Saved entries:
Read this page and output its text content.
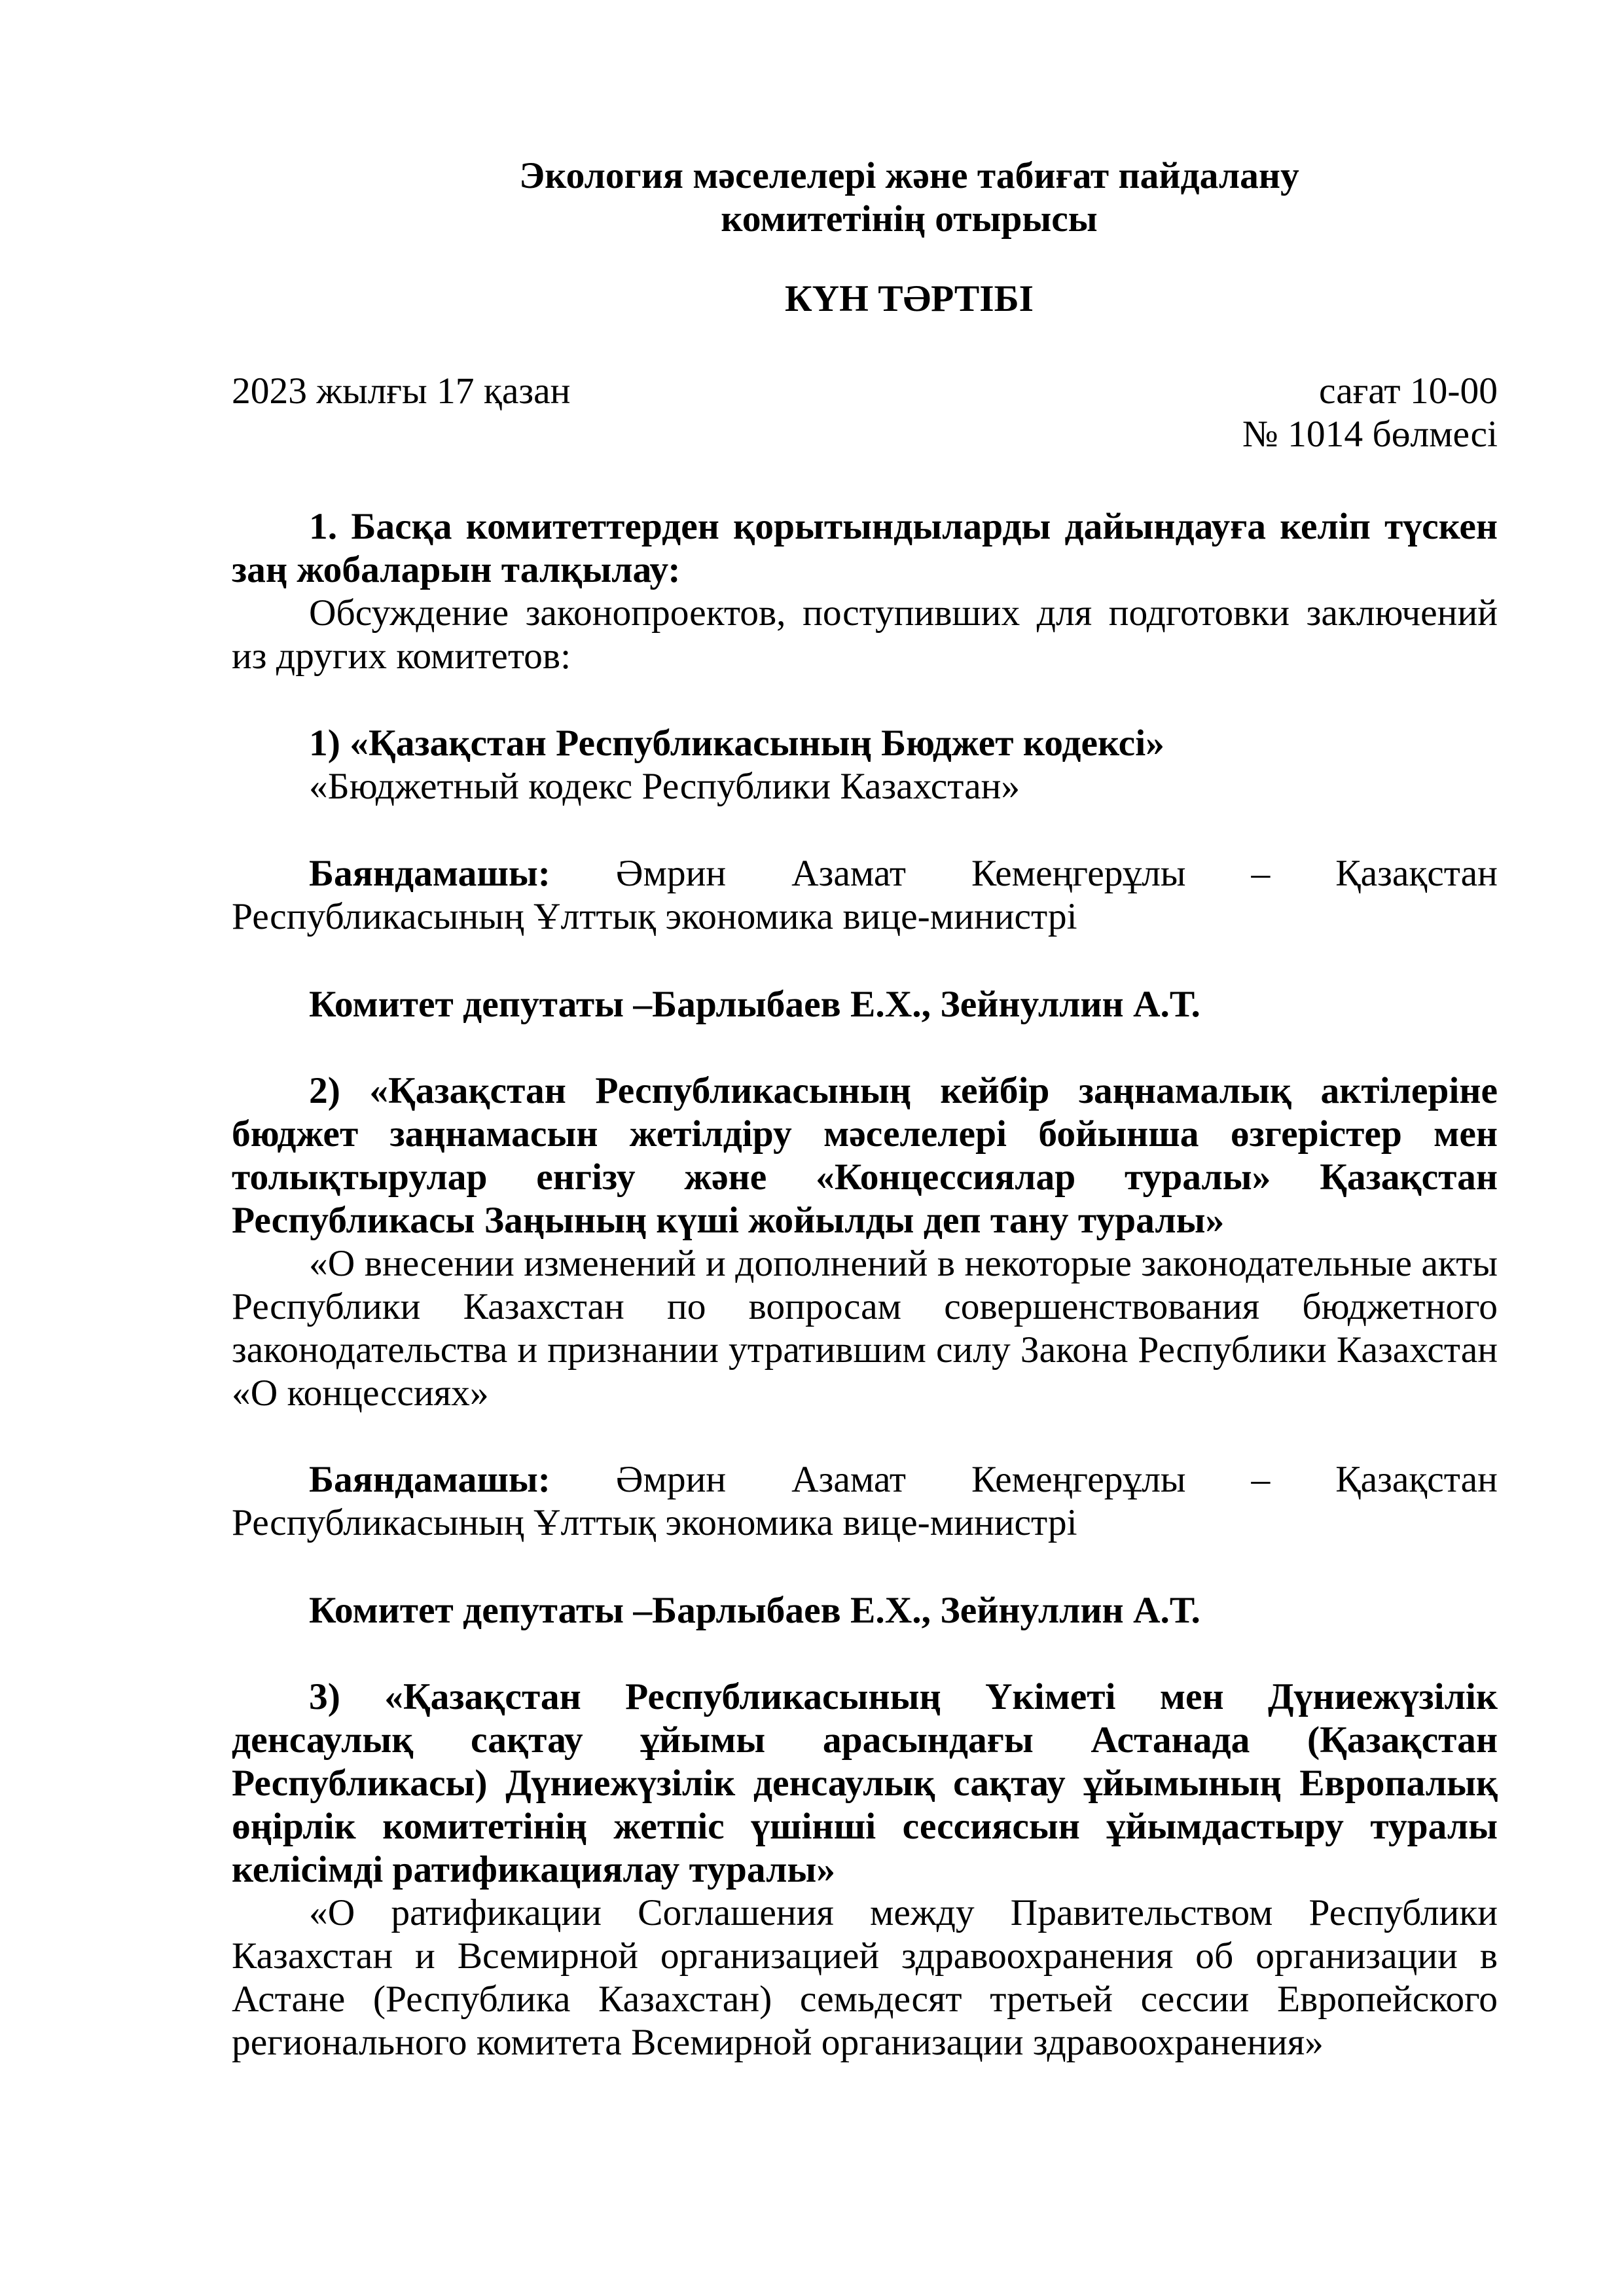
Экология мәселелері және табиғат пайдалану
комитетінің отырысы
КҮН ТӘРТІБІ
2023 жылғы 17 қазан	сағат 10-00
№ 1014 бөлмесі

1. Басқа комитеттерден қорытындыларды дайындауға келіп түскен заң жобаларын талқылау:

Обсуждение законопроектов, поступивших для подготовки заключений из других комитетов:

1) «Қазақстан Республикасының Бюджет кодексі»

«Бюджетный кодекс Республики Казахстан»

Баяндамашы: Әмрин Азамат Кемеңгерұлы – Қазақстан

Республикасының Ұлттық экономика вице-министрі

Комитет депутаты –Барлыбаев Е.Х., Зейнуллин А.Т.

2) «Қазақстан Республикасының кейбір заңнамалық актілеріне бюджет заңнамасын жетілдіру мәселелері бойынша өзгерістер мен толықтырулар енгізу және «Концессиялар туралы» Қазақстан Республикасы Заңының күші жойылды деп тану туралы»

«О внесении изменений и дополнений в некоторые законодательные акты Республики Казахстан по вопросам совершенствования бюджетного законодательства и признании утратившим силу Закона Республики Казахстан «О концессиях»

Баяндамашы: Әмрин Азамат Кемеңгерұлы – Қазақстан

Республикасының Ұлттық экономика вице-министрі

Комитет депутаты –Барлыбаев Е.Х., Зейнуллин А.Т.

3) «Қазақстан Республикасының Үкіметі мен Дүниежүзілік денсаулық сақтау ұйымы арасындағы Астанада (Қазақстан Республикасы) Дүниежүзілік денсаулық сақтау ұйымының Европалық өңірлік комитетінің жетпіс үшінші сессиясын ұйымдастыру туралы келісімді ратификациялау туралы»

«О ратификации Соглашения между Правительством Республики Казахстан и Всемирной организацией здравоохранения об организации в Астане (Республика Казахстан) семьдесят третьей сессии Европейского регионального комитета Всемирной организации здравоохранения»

The request: Leave out the pictures and output every record above precisely as given.

Response to this task:
Read this page and output its text content.
Экология мәселелері және табиғат пайдалану
комитетінің отырысы
КҮН ТӘРТІБІ
2023 жылғы 17 қазан	сағат 10-00
№ 1014 бөлмесі

1. Басқа комитеттерден қорытындыларды дайындауға келіп түскен заң жобаларын талқылау:

Обсуждение законопроектов, поступивших для подготовки заключений из других комитетов:

1) «Қазақстан Республикасының Бюджет кодексі»

«Бюджетный кодекс Республики Казахстан»

Баяндамашы: Әмрин Азамат Кемеңгерұлы – Қазақстан

Республикасының Ұлттық экономика вице-министрі

Комитет депутаты –Барлыбаев Е.Х., Зейнуллин А.Т.

2) «Қазақстан Республикасының кейбір заңнамалық актілеріне бюджет заңнамасын жетілдіру мәселелері бойынша өзгерістер мен толықтырулар енгізу және «Концессиялар туралы» Қазақстан Республикасы Заңының күші жойылды деп тану туралы»

«О внесении изменений и дополнений в некоторые законодательные акты Республики Казахстан по вопросам совершенствования бюджетного законодательства и признании утратившим силу Закона Республики Казахстан «О концессиях»

Баяндамашы: Әмрин Азамат Кемеңгерұлы – Қазақстан

Республикасының Ұлттық экономика вице-министрі

Комитет депутаты –Барлыбаев Е.Х., Зейнуллин А.Т.

3) «Қазақстан Республикасының Үкіметі мен Дүниежүзілік денсаулық сақтау ұйымы арасындағы Астанада (Қазақстан Республикасы) Дүниежүзілік денсаулық сақтау ұйымының Европалық өңірлік комитетінің жетпіс үшінші сессиясын ұйымдастыру туралы келісімді ратификациялау туралы»

«О ратификации Соглашения между Правительством Республики Казахстан и Всемирной организацией здравоохранения об организации в Астане (Республика Казахстан) семьдесят третьей сессии Европейского регионального комитета Всемирной организации здравоохранения»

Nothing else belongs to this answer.